### [What needs to be done]
An exact copy of every record is needed.

___ Data in this exercise ___

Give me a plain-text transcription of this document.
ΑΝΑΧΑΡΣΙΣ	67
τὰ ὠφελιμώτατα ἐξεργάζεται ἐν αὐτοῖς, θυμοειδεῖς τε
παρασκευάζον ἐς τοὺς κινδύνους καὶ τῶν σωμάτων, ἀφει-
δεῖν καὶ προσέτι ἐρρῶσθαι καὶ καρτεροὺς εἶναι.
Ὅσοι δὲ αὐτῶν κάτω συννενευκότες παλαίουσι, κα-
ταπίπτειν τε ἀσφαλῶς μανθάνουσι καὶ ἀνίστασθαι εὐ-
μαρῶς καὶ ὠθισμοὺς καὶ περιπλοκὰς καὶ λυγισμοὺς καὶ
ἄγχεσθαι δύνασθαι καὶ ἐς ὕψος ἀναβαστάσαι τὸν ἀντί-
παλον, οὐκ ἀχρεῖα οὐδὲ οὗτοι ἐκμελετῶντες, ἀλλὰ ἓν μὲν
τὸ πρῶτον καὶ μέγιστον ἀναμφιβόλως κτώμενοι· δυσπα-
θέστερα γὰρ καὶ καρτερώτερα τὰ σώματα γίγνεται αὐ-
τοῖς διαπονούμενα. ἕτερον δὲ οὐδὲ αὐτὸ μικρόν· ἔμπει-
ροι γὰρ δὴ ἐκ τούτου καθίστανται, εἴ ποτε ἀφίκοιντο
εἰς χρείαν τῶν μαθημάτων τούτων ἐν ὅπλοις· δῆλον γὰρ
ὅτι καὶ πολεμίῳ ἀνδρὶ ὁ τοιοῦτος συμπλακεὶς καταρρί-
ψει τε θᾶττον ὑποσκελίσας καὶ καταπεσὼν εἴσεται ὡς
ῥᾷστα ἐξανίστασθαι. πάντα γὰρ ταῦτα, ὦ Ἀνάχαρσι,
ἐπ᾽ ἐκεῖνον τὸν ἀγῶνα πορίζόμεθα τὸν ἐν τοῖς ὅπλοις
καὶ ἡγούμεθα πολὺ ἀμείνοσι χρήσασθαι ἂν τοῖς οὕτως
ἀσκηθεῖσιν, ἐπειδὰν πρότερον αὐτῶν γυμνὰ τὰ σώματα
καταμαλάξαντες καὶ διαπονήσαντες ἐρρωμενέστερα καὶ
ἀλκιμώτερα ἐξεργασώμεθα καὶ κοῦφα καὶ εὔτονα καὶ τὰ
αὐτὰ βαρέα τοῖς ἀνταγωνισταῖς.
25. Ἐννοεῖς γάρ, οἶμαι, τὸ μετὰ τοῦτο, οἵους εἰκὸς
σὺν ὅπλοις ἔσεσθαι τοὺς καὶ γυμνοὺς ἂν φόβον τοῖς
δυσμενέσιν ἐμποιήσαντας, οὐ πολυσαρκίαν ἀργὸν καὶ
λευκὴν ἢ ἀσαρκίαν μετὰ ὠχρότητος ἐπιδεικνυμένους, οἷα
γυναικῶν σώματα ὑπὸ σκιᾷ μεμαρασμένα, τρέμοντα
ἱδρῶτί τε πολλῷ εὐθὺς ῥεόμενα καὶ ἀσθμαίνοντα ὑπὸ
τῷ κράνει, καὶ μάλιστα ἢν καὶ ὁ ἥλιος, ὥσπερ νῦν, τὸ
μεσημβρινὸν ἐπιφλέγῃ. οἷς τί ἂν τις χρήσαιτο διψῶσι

___

### [Full response]
Give me a plain-text transcription of this document.
ΑΝΑΧΑΡΣΙΣ	67
τὰ ὠφελιμώτατα ἐξεργάζεται ἐν αὐτοῖς, θυμοειδεῖς τε
παρασκευάζον ἐς τοὺς κινδύνους καὶ τῶν σωμάτων, ἀφει-
δεῖν καὶ προσέτι ἐρρῶσθαι καὶ καρτεροὺς εἶναι.
Ὅσοι δὲ αὐτῶν κάτω συννενευκότες παλαίουσι, κα-
ταπίπτειν τε ἀσφαλῶς μανθάνουσι καὶ ἀνίστασθαι εὐ-
μαρῶς καὶ ὠθισμοὺς καὶ περιπλοκὰς καὶ λυγισμοὺς καὶ
ἄγχεσθαι δύνασθαι καὶ ἐς ὕψος ἀναβαστάσαι τὸν ἀντί-
παλον, οὐκ ἀχρεῖα οὐδὲ οὗτοι ἐκμελετῶντες, ἀλλὰ ἓν μὲν
τὸ πρῶτον καὶ μέγιστον ἀναμφιβόλως κτώμενοι· δυσπα-
θέστερα γὰρ καὶ καρτερώτερα τὰ σώματα γίγνεται αὐ-
τοῖς διαπονούμενα. ἕτερον δὲ οὐδὲ αὐτὸ μικρόν· ἔμπει-
ροι γὰρ δὴ ἐκ τούτου καθίστανται, εἴ ποτε ἀφίκοιντο
εἰς χρείαν τῶν μαθημάτων τούτων ἐν ὅπλοις· δῆλον γὰρ
ὅτι καὶ πολεμίῳ ἀνδρὶ ὁ τοιοῦτος συμπλακεὶς καταρρί-
ψει τε θᾶττον ὑποσκελίσας καὶ καταπεσὼν εἴσεται ὡς
ῥᾷστα ἐξανίστασθαι. πάντα γὰρ ταῦτα, ὦ Ἀνάχαρσι,
ἐπ᾽ ἐκεῖνον τὸν ἀγῶνα πορίζόμεθα τὸν ἐν τοῖς ὅπλοις
καὶ ἡγούμεθα πολὺ ἀμείνοσι χρήσασθαι ἂν τοῖς οὕτως
ἀσκηθεῖσιν, ἐπειδὰν πρότερον αὐτῶν γυμνὰ τὰ σώματα
καταμαλάξαντες καὶ διαπονήσαντες ἐρρωμενέστερα καὶ
ἀλκιμώτερα ἐξεργασώμεθα καὶ κοῦφα καὶ εὔτονα καὶ τὰ
αὐτὰ βαρέα τοῖς ἀνταγωνισταῖς.
25. Ἐννοεῖς γάρ, οἶμαι, τὸ μετὰ τοῦτο, οἵους εἰκὸς
σὺν ὅπλοις ἔσεσθαι τοὺς καὶ γυμνοὺς ἂν φόβον τοῖς
δυσμενέσιν ἐμποιήσαντας, οὐ πολυσαρκίαν ἀργὸν καὶ
λευκὴν ἢ ἀσαρκίαν μετὰ ὠχρότητος ἐπιδεικνυμένους, οἷα
γυναικῶν σώματα ὑπὸ σκιᾷ μεμαρασμένα, τρέμοντα
ἱδρῶτί τε πολλῷ εὐθὺς ῥεόμενα καὶ ἀσθμαίνοντα ὑπὸ
τῷ κράνει, καὶ μάλιστα ἢν καὶ ὁ ἥλιος, ὥσπερ νῦν, τὸ
μεσημβρινὸν ἐπιφλέγῃ. οἷς τί ἂν τις χρήσαιτο διψῶσι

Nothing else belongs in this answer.